### Übungstext
Wir haben andererseits festgestellt, dass die meisten Erzieherinnen mit ihrer Arbeit zufrieden sind. Die Arbeitszufriedenheit ist relativ hoch. Das ist eine wichtige Gesundheitsressource. Sie ist besonders auf den Spaß in der Arbeit mit den Kindern zurückzuführen und darauf, dass die Erzieherinnen kreativ und im Team arbeiten können. Teamarbeit bedeutet oft soziale Unterstützung und ist somit ein sog. Stresspuffer.

Online-Redaktion: Ihre Studie hält fest, dass nur etwa ein Drittel der Erzieherinnen unter 45 Jahre alt ist. Steigt das Belastungsempfinden auch institutionsunabhängig mit dem Alter?

Rudow: Ältere Erzieherinnen haben mehr Probleme durch den Lärm und die kind-, aber nicht erwachsenengerechten Möbel. Andererseits haben sie einen Vorteil durch ihre Berufserfahrungen. In der Summe führt das höhere Alter nicht zwangsläufig zu höheren psychischen Belastungen. Das wäre eine zu einseitige Betrachtung.

Online-Redaktion: Welche Schlussfolgerungen ergeben sich für Sie aus der Untersuchung?

Rudow: Nach den Ergebnissen meiner Studie muss die Personalausstattung verbessert werden. Zweitens muss geprüft werden, inwieweit die mittelbare pädagogische Arbeit mit Vor- und Nachbereitung in der Dienstplanung Berücksichtigung findet. Die pädagogisch anspruchsvolle Tätigkeit der Erzieherinnen benötigt mehr Zeit. Diese fehlt häufig.

Drittens müsste die Kooperation der Erzieherinnen mit den Lehrkräften und der Schulleitung neu justiert werden. Schulleitungen haben traditionell die Arbeit der Lehrkräfte und die Unterrichtsgestaltung im Fokus, aber nicht hinreichend die Arbeit der Erzieherinnen. Die Erzieherinnen und Erzieher fühlen sich dadurch in ihrer Arbeit nicht genügend gewürdigt. Auch die Gesellschaft erkennt die schwierige Arbeit der Erzieherinnen nicht ausreichend an. In der Öffentlichkeit ist die Tätigkeit der Erzieherinnen und Erzieher in den Schulen kaum bekannt. Denn Schule wird auf die Arbeit der Lehrerinnen und Lehrer reduziert.

Viertens ist die Raumsituation häufig unzureichend. Noch immer sind viele Schulen auf Unterricht, aber nicht auf den Ganztagsbetrieb eingerichtet, sodass Räume oft doppelt für Unterricht und Betreuung genutzt werden. Fünftens ist zu prüfen, wie im Sinne einer ganztägigen Rhythmisierung besonders in den gebundenen Ganztagsschulen Lehrkräfte und Erzieherinnen besser zusammenarbeiten und unter anderem Erholungspausen eingebaut werden können. Das Berliner Modell der Ganztagsgrundschule ist prinzipiell gut. Es muss aber aus arbeitswissenschaftlicher Sicht verbessert werden.

### Eingabedaten
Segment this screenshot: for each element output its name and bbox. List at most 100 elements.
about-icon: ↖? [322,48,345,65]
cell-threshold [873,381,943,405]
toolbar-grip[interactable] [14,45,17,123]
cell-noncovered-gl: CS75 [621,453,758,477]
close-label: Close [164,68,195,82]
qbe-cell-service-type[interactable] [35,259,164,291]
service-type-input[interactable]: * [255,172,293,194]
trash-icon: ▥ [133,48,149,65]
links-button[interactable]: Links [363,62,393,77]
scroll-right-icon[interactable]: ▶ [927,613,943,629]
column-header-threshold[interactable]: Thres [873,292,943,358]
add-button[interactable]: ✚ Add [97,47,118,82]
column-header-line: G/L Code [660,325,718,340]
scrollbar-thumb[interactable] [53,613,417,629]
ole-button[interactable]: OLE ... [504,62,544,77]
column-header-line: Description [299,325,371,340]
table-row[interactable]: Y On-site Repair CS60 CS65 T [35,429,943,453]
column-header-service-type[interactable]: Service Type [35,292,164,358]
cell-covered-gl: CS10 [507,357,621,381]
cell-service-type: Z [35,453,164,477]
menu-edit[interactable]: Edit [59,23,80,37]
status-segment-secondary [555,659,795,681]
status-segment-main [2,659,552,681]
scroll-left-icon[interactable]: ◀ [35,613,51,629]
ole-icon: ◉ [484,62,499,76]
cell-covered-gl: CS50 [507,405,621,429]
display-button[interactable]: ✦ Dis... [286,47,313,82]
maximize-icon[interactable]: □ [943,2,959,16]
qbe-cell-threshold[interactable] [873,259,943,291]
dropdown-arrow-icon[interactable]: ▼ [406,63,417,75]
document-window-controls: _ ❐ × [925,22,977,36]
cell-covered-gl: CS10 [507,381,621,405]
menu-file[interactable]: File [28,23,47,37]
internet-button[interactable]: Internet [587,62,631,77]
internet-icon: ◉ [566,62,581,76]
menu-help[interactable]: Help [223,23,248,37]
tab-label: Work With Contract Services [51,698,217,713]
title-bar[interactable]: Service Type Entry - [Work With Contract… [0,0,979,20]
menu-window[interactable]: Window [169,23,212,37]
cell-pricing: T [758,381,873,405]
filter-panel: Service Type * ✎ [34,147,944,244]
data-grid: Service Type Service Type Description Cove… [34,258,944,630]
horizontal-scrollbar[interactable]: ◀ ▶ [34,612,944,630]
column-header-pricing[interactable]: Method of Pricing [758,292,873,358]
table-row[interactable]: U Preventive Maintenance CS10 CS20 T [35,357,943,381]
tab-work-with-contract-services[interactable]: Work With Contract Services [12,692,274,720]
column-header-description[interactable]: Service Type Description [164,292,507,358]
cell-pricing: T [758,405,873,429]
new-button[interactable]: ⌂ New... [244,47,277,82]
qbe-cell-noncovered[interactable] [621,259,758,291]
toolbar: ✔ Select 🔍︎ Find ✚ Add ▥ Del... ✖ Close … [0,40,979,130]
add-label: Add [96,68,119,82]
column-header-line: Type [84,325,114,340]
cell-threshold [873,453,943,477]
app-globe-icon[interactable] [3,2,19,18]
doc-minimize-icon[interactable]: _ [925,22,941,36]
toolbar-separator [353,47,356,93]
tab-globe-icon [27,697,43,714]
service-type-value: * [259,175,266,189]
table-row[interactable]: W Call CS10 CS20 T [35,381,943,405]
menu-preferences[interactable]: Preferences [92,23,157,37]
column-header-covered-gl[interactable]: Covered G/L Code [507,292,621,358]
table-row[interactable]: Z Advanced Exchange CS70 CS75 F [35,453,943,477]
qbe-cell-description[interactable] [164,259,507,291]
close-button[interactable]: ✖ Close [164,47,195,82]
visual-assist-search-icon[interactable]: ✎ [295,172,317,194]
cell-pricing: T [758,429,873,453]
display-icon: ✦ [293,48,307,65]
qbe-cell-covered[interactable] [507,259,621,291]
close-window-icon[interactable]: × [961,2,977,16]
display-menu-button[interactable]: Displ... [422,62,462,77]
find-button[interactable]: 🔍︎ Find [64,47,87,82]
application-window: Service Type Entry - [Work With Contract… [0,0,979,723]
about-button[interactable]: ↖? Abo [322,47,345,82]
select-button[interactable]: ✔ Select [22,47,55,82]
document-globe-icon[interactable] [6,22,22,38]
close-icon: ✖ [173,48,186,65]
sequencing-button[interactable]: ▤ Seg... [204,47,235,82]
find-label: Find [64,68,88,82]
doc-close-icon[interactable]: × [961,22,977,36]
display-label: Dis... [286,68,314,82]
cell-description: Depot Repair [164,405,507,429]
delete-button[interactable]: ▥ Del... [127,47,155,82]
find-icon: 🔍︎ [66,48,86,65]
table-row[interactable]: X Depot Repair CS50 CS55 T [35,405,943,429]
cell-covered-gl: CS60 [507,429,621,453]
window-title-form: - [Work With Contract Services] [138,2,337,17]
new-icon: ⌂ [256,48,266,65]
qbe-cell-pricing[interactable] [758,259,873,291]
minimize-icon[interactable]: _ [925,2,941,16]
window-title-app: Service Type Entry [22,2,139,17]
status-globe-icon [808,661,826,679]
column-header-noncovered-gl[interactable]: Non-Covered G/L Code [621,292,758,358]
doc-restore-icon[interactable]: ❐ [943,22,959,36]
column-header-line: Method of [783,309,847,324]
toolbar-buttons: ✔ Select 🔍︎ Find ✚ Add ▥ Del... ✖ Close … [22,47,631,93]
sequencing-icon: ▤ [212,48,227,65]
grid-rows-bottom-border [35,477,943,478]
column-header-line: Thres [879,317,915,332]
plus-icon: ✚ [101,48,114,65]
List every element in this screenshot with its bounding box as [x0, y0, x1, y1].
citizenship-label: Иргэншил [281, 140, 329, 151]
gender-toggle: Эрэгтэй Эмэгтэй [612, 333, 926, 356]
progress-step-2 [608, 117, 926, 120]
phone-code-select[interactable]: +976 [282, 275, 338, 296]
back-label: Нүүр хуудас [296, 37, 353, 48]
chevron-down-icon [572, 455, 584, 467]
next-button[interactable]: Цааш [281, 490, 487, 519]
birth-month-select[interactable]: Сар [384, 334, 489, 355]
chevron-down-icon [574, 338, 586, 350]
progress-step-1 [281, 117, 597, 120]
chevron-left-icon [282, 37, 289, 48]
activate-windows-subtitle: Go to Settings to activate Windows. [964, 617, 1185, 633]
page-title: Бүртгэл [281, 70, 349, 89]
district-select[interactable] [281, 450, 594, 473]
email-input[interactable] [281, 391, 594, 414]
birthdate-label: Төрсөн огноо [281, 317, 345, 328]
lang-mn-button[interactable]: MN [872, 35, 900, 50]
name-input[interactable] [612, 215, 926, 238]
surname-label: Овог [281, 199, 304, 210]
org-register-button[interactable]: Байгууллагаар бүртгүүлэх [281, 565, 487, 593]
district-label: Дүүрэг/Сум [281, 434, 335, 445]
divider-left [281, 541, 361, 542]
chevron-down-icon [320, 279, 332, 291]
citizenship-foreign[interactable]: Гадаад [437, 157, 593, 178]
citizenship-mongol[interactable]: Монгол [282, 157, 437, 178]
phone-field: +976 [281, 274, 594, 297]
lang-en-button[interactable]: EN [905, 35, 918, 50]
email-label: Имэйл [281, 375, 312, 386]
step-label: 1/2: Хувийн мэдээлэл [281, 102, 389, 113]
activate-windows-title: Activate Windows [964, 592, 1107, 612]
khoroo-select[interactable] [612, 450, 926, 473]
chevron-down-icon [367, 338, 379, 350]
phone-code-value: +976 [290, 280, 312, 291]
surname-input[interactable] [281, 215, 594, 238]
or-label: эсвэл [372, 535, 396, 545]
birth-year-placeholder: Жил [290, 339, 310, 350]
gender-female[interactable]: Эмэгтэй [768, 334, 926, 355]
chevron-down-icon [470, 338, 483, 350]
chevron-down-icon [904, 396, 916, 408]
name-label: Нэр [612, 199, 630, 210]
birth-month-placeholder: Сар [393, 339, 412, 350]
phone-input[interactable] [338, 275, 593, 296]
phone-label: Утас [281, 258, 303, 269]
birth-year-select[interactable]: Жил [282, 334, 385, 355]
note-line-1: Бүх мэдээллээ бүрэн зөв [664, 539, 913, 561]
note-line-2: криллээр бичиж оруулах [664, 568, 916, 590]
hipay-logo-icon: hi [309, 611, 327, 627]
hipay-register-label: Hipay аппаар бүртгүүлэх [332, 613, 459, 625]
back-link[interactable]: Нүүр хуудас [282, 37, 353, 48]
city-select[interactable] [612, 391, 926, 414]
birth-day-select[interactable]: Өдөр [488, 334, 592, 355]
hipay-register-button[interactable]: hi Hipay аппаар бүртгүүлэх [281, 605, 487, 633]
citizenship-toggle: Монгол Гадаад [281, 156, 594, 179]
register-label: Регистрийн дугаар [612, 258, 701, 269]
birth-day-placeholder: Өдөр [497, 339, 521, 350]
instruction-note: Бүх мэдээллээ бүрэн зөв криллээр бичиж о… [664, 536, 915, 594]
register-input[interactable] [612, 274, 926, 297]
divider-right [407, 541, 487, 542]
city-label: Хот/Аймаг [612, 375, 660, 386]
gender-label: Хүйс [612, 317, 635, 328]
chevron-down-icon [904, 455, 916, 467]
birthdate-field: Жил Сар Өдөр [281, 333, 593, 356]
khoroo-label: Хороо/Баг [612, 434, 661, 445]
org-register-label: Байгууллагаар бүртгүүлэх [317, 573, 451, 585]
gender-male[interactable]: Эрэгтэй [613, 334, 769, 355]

### Aufgaben
A. Beantworte diese Fragen zum Übungstext:
(i) Worauf ist die relativ hohe Arbeitszufriedenheit der Erzieherinnen besonders zurückzuführen?
(ii) Welchen Vorteil haben ältere Erzieherinnen?
(iii) Wofür werden Räume in vielen Schulen oft doppelt genutzt?
B. Gib den Übungstext von „Rudow: Nach den“ bis „Diese fehlt häufig.“ wörtlich wieder.

### Lösungen
A.
(i) Auf den Spaß in der Arbeit mit den Kindern und darauf, dass die Erzieherinnen kreativ und im Team arbeiten können.
(ii) Ihre Berufserfahrungen.
(iii) Für Unterricht und Betreuung.

B.
Rudow: Nach den Ergebnissen meiner Studie muss die Personalausstattung verbessert werden. Zweitens muss geprüft werden, inwieweit die mittelbare pädagogische Arbeit mit Vor- und Nachbereitung in der Dienstplanung Berücksichtigung findet. Die pädagogisch anspruchsvolle Tätigkeit der Erzieherinnen benötigt mehr Zeit. Diese fehlt häufig.